-- Start of ENTRIES PROVIDED --

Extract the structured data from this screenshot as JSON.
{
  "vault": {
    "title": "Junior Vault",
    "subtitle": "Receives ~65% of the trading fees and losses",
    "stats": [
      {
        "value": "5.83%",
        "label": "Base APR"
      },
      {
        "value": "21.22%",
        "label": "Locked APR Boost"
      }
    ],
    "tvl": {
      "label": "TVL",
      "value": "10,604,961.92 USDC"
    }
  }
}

-- End of ENTRIES PROVIDED --

**WHAT IS BEING ASKED**
Repeat the material in full, exactly as it stands.

**WRITTEN RESPONSE**
Extract the structured data from this screenshot as JSON.
{
  "vault": {
    "title": "Junior Vault",
    "subtitle": "Receives ~65% of the trading fees and losses",
    "stats": [
      {
        "value": "5.83%",
        "label": "Base APR"
      },
      {
        "value": "21.22%",
        "label": "Locked APR Boost"
      }
    ],
    "tvl": {
      "label": "TVL",
      "value": "10,604,961.92 USDC"
    }
  }
}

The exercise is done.